** Start of DATA LISTING **
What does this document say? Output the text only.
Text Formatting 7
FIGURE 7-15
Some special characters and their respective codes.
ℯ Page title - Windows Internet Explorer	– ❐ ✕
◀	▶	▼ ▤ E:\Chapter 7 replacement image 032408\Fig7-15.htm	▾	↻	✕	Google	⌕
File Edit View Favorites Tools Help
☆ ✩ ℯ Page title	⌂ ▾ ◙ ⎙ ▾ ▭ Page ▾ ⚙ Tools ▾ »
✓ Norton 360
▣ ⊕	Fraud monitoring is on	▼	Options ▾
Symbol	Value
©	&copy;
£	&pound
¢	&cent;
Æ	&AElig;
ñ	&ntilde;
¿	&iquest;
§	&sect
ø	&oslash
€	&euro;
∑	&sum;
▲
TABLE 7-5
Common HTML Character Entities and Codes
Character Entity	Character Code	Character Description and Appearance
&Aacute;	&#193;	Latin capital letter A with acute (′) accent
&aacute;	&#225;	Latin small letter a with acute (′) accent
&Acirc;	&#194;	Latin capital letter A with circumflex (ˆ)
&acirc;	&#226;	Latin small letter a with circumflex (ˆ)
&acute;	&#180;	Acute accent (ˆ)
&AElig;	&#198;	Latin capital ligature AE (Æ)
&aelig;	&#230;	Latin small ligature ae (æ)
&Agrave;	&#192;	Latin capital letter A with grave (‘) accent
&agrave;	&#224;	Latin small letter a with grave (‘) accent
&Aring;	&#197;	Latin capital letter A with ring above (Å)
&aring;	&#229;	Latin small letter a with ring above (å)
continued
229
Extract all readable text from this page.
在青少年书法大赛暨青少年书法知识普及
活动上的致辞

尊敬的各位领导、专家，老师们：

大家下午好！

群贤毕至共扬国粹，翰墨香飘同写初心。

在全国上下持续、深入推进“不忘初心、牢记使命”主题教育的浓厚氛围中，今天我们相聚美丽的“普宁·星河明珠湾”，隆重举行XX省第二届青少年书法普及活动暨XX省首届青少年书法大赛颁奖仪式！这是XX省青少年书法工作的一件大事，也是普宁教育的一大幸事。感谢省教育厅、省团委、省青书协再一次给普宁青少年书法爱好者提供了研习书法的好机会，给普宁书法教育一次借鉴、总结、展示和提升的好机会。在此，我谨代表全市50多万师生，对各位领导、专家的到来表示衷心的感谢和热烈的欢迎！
** End of DATA LISTING **
TO BE DONE ▸ Pull out every line from the one with "Extract all readable text from this page." to the end of the listing, and output only those.

RESULT ▸
Extract all readable text from this page.
在青少年书法大赛暨青少年书法知识普及
活动上的致辞

尊敬的各位领导、专家，老师们：

大家下午好！

群贤毕至共扬国粹，翰墨香飘同写初心。

在全国上下持续、深入推进“不忘初心、牢记使命”主题教育的浓厚氛围中，今天我们相聚美丽的“普宁·星河明珠湾”，隆重举行XX省第二届青少年书法普及活动暨XX省首届青少年书法大赛颁奖仪式！这是XX省青少年书法工作的一件大事，也是普宁教育的一大幸事。感谢省教育厅、省团委、省青书协再一次给普宁青少年书法爱好者提供了研习书法的好机会，给普宁书法教育一次借鉴、总结、展示和提升的好机会。在此，我谨代表全市50多万师生，对各位领导、专家的到来表示衷心的感谢和热烈的欢迎！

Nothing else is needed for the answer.